### Given information:
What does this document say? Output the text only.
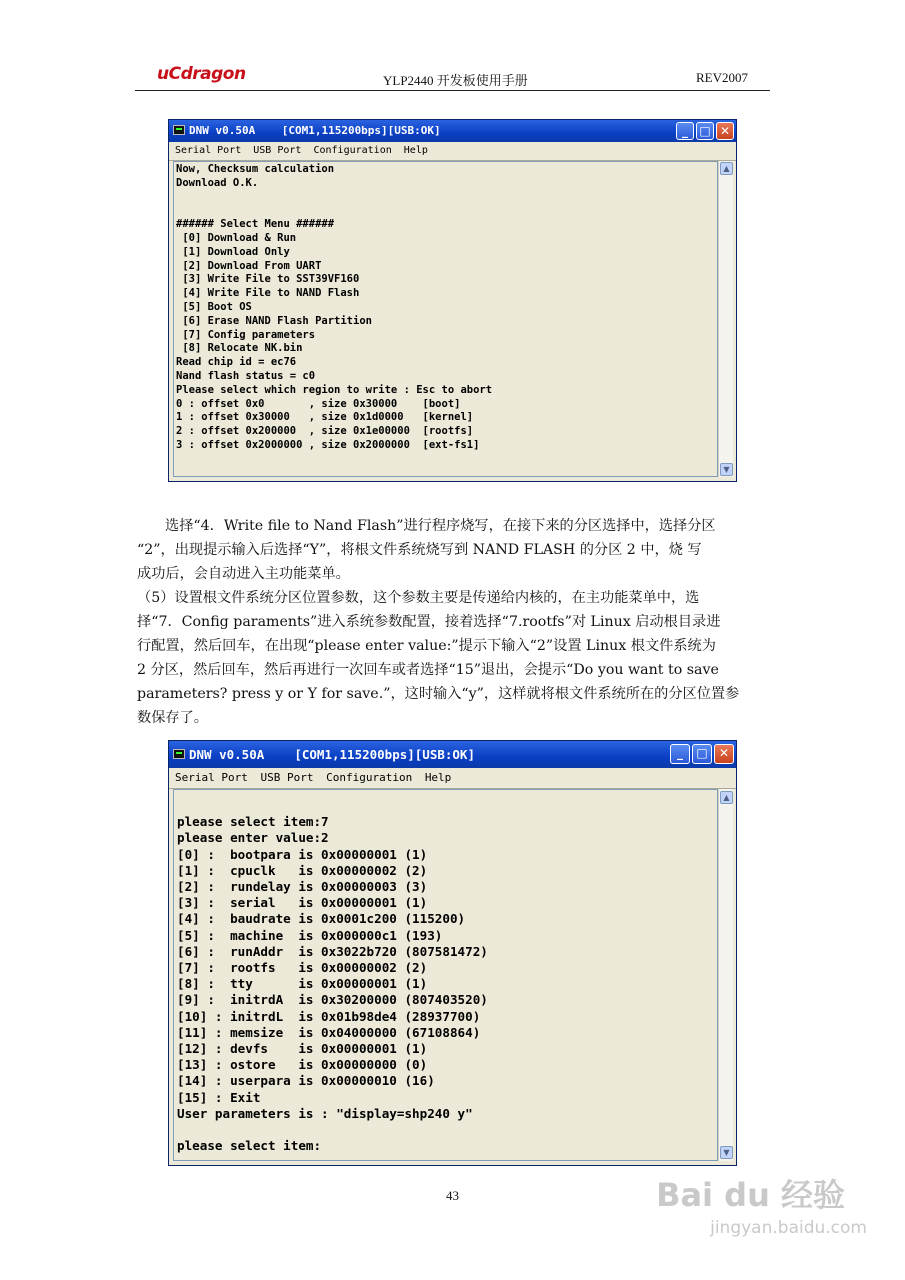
uCdragon	YLP2440 开发板使用手册	REV2007

DNW v0.50A    [COM1,115200bps][USB:OK]

	_

□

✕

Serial Port USB Port Configuration Help
Now, Checksum calculation
Download O.K.

###### Select Menu ######
[0] Download & Run
[1] Download Only
[2] Download From UART
[3] Write File to SST39VF160
[4] Write File to NAND Flash
[5] Boot OS
[6] Erase NAND Flash Partition
[7] Config parameters
[8] Relocate NK.bin
Read chip id = ec76
Nand flash status = c0
Please select which region to write : Esc to abort
0 : offset 0x0       , size 0x30000    [boot]
1 : offset 0x30000   , size 0x1d0000   [kernel]
2 : offset 0x200000  , size 0x1e00000  [rootfs]
3 : offset 0x2000000 , size 0x2000000  [ext-fs1]
▲
▼
选择“4．Write file to Nand Flash”进行程序烧写，在接下来的分区选择中，选择分区
“2”，出现提示输入后选择“Y”，将根文件系统烧写到 NAND FLASH 的分区 2 中，烧 写
成功后，会自动进入主功能菜单。
（5）设置根文件系统分区位置参数，这个参数主要是传递给内核的，在主功能菜单中，选
择“7．Config paraments”进入系统参数配置，接着选择“7.rootfs”对 Linux 启动根目录进
行配置，然后回车，在出现“please enter value:”提示下输入“2”设置 Linux 根文件系统为
2 分区，然后回车，然后再进行一次回车或者选择“15”退出，会提示“Do you want to save
parameters? press y or Y for save.”，这时输入“y”，这样就将根文件系统所在的分区位置参
数保存了。

DNW v0.50A    [COM1,115200bps][USB:OK]

	_

	□

✕

Serial Port USB Port Configuration Help

please select item:7
please enter value:2
[0] :  bootpara is 0x00000001 (1)
[1] :  cpuclk   is 0x00000002 (2)
[2] :  rundelay is 0x00000003 (3)
[3] :  serial   is 0x00000001 (1)
[4] :  baudrate is 0x0001c200 (115200)
[5] :  machine  is 0x000000c1 (193)
[6] :  runAddr  is 0x3022b720 (807581472)
[7] :  rootfs   is 0x00000002 (2)
[8] :  tty      is 0x00000001 (1)
[9] :  initrdA  is 0x30200000 (807403520)
[10] : initrdL  is 0x01b98de4 (28937700)
[11] : memsize  is 0x04000000 (67108864)
[12] : devfs    is 0x00000001 (1)
[13] : ostore   is 0x00000000 (0)
[14] : userpara is 0x00000010 (16)
[15] : Exit
User parameters is : "display=shp240 y"

please select item:
▲
▼
43	Bai du 经验
jingyan.baidu.com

### Aim:
Quote every line of the records above exactly; no picture is to be copied.

### Correct response:
What does this document say? Output the text only.
uCdragon	YLP2440 开发板使用手册	REV2007

DNW v0.50A    [COM1,115200bps][USB:OK]

	_

□

✕

Serial Port USB Port Configuration Help
Now, Checksum calculation
Download O.K.

###### Select Menu ######
[0] Download & Run
[1] Download Only
[2] Download From UART
[3] Write File to SST39VF160
[4] Write File to NAND Flash
[5] Boot OS
[6] Erase NAND Flash Partition
[7] Config parameters
[8] Relocate NK.bin
Read chip id = ec76
Nand flash status = c0
Please select which region to write : Esc to abort
0 : offset 0x0       , size 0x30000    [boot]
1 : offset 0x30000   , size 0x1d0000   [kernel]
2 : offset 0x200000  , size 0x1e00000  [rootfs]
3 : offset 0x2000000 , size 0x2000000  [ext-fs1]
▲
▼
选择“4．Write file to Nand Flash”进行程序烧写，在接下来的分区选择中，选择分区
“2”，出现提示输入后选择“Y”，将根文件系统烧写到 NAND FLASH 的分区 2 中，烧 写
成功后，会自动进入主功能菜单。
（5）设置根文件系统分区位置参数，这个参数主要是传递给内核的，在主功能菜单中，选
择“7．Config paraments”进入系统参数配置，接着选择“7.rootfs”对 Linux 启动根目录进
行配置，然后回车，在出现“please enter value:”提示下输入“2”设置 Linux 根文件系统为
2 分区，然后回车，然后再进行一次回车或者选择“15”退出，会提示“Do you want to save
parameters? press y or Y for save.”，这时输入“y”，这样就将根文件系统所在的分区位置参
数保存了。

DNW v0.50A    [COM1,115200bps][USB:OK]

	_

	□

✕

Serial Port USB Port Configuration Help

please select item:7
please enter value:2
[0] :  bootpara is 0x00000001 (1)
[1] :  cpuclk   is 0x00000002 (2)
[2] :  rundelay is 0x00000003 (3)
[3] :  serial   is 0x00000001 (1)
[4] :  baudrate is 0x0001c200 (115200)
[5] :  machine  is 0x000000c1 (193)
[6] :  runAddr  is 0x3022b720 (807581472)
[7] :  rootfs   is 0x00000002 (2)
[8] :  tty      is 0x00000001 (1)
[9] :  initrdA  is 0x30200000 (807403520)
[10] : initrdL  is 0x01b98de4 (28937700)
[11] : memsize  is 0x04000000 (67108864)
[12] : devfs    is 0x00000001 (1)
[13] : ostore   is 0x00000000 (0)
[14] : userpara is 0x00000010 (16)
[15] : Exit
User parameters is : "display=shp240 y"

please select item:
▲
▼
43	Bai du 经验
jingyan.baidu.com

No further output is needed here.